■ **Texte fourni**:
La commission d'enquête sur "les manquements des politiques publiques de protection de l’enfance" a adopté à l'unanimité, ce mardi 1er avril, la rapport présenté par Isabelle Santiago (Socialistes). Contactée par LCP, la députée estime que "l'enfance est un impensé des politiques publiques". Son rapport sera rendu public la semaine prochaine, mardi 8 avril.
Adopté à l'unanimité à l'issue de sa présentation aux députés de la commission d'enquête "sur les manquements des politiques publiques de protection de l’enfance", le rapport d'Isabelle Santiago (Socialistes) sera rendu public la semaine prochaine. Comme le veut la procédure, celui-ci a d'abord été examiné à huis clos et ne pourra être publié que dans les prochains jours. A l'occasion de l'adoption de ce rapport et dans l'attente de sa publication, LCP - qui a suivi les travaux de la commission d'enquête présidée par Laure Miller (Ensemble pour la République) - est néanmoins en mesure de faire état des premiers enseignements issus des nombreuses auditions menées par les députés.
Dernière à être auditionnée, le 19 février, la ministre chargée du Travail, de la Santé, des Solidarités et des Famille, Catherine Vautrin, s'était engagée à initier une "refondation" de l’aide sociale à l’enfance (ASE), dont relèvent aujourd'hui près de 400 000 enfants et jeunes majeurs. Lyes Louffok, Diodio Metro et Anne-Solène Taillardat, tous passés par l'ASE et désormais engagés dans la lutte contre ses défaillances, avaient d'ailleurs eux-mêmes été auditionnés par la commission d'enquête le 14 mai 2024. Lyes Louffok, faisant part de son expérience d'enfant placé, avait notamment relaté dix-huit années "de carences, de ruptures, de violences et d’injustices [ayant] laissé des cicatrices profondes".
Après avoir commencé ses travaux sous la précédente législature, la commission d'enquête avait été interrompue par la dissolution de l'Assemblée nationale, avant de reprendre ses travaux à l'automne dernier. Un an de travail "émotionnellement très difficile", a confié Isabelle Santiago (Socialistes) à LCP. D'autant que la rapporteure de la commission, engagée de longue date sur les questions liées à la protection de l'enfance, estime que depuis dix ans, la situation n'a pas évolué, "voire empiré".
L’État, depuis plus d'un siècle, ne s'est jamais occupé des enfants. Historiquement il a délégué à la charité, puis aux associations. Isabelle Santiago (Socialistes)

■ **Tâches à réaliser**:
**1.** D'après le texte sur la protection de l'enfance, qui préside la commission d'enquête ?
**2.** Modifiez le passage du texte sur la protection de l'enfance qui commence par "Adopté à l'unanimité à" et se poursuit jusqu'à "par les députés." en substituant "portes closes" à "huis clos".
**3.** Reprenez la rédaction du texte sur la protection de l'enfance à la suite de sa dernière phrase.
Le matériel qui suit n'est pas nécessaire.

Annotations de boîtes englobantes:
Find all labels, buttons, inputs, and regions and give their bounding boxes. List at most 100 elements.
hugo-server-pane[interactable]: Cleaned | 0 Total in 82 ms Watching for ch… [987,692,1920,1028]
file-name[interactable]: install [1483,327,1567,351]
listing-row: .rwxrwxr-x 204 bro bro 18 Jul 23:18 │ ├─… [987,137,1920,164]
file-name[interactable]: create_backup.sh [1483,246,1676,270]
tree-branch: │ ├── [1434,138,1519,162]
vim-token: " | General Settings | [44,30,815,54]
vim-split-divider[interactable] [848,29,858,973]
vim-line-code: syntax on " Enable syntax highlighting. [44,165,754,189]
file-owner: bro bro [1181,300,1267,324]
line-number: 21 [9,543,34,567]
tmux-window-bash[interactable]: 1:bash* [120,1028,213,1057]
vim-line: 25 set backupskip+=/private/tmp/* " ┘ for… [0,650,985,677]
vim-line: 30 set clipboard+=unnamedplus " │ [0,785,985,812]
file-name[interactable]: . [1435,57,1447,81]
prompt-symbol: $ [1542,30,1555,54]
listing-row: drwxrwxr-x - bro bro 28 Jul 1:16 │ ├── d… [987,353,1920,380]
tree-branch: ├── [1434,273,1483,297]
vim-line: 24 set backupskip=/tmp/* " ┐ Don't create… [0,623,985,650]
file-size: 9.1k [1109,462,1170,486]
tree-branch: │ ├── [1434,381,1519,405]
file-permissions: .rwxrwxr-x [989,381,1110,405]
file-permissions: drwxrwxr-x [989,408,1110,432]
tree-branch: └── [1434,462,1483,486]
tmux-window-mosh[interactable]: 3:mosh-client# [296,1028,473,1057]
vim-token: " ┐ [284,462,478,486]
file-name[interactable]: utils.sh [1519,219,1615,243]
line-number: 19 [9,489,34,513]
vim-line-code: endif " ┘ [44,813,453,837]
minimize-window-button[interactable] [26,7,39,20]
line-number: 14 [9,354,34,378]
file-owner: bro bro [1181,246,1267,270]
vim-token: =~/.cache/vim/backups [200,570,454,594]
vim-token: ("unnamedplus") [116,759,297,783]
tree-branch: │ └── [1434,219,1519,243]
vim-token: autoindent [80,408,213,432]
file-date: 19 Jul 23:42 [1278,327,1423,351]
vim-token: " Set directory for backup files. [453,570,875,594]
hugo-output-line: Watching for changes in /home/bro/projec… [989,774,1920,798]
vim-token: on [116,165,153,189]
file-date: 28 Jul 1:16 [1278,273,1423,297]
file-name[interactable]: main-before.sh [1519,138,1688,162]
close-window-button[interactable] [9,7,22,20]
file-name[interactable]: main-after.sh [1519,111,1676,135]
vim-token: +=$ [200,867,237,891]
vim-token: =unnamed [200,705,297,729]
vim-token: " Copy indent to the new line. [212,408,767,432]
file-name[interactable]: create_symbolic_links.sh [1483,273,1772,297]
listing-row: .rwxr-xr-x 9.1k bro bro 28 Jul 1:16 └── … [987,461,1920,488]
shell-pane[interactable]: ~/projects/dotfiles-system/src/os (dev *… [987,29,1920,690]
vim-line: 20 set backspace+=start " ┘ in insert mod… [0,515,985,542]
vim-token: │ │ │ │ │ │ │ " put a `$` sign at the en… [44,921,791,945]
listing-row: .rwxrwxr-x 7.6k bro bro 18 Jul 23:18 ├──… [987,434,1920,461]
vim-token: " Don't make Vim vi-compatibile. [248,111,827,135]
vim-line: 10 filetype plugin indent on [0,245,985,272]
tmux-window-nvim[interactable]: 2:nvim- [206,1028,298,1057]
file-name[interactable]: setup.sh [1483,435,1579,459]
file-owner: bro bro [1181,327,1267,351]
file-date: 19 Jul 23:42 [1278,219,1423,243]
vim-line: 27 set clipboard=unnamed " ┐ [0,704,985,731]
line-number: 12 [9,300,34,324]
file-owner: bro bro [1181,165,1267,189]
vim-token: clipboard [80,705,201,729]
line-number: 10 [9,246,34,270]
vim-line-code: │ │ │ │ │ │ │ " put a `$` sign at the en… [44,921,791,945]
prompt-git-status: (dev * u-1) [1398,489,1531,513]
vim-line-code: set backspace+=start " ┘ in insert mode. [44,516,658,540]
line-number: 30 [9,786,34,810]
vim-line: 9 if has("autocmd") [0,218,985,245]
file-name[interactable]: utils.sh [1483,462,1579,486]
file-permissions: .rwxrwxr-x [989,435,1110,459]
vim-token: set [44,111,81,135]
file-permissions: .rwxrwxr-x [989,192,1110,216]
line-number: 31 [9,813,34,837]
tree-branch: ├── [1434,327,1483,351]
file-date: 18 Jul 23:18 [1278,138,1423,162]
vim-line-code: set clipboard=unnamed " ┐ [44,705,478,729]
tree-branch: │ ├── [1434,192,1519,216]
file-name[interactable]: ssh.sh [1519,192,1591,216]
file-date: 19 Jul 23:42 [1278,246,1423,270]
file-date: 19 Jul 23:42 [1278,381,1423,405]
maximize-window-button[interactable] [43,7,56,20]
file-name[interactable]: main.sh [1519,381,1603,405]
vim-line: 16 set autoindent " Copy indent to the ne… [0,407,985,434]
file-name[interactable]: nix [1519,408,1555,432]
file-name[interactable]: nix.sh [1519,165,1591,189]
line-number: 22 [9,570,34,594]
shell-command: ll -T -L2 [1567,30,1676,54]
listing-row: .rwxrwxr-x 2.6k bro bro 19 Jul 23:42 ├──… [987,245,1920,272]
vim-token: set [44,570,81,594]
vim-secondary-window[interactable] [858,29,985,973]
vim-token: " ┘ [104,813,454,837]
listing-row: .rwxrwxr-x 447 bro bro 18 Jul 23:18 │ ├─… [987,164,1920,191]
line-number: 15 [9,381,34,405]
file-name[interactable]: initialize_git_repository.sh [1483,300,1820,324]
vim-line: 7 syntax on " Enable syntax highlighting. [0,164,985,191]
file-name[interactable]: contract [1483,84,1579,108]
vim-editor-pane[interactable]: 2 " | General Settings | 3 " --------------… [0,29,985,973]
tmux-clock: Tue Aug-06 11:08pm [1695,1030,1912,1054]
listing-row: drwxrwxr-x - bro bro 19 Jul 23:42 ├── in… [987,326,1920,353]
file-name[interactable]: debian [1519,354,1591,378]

■ **Réponses aux tâches**:
**1.** Laure Miller (Ensemble pour la République).

**2.**
Adopté à l'unanimité à l'issue de sa présentation aux députés de la commission d'enquête "sur les manquements des politiques publiques de protection de l’enfance", le rapport d'Isabelle Santiago (Socialistes) sera rendu public la semaine prochaine. Comme le veut la procédure, celui-ci a d'abord été examiné à portes closes et ne pourra être publié que dans les prochains jours. A l'occasion de l'adoption de ce rapport et dans l'attente de sa publication, LCP - qui a suivi les travaux de la commission d'enquête présidée par Laure Miller (Ensemble pour la République) - est néanmoins en mesure de faire état des premiers enseignements issus des nombreuses auditions menées par les députés.

**3.**
Tout en se réjouissant d'une "convergence de vues" avec Catherine Vautrin, Isabelle Santiago déplore que, jusqu'à la loi du 7 février 2022, relative à la protection des enfants, dite "loi Taquet", l’Etat ait été déficient. "L’Etat, depuis plus d'un siècle, ne s'est pas occupé des enfants. Historiquement il a délégué à la charité, puis aux associations", explique la députée, selon laquelle les nombreux dysfonctionnements de l'ASE sont la résultante de cet "impensé des politiques publiques".
Isabelle Santiago décrit ainsi des enfants placés qui, pour nombre d'entre eux, développent une myriade de traumas complexes. "Ce sont des enfants qui vont très mal, qui ne peuvent pas grandir correctement", souligne-t-elle aussi, évoquant notamment des troubles du lien d'attachement. Elle pointe notamment le fait qu'en France, un enfant qui relève de la protection de l'enfance n'en sort généralement pas avant ses 21 ans, se retrouvant la plupart du temps ballotté de foyer en foyer. Un cadre collectif que la députée n'estime pas adapté pour des enfants qui présentent, pour la plupart, des psycho-traumas qui ne sont pas toujours détectés.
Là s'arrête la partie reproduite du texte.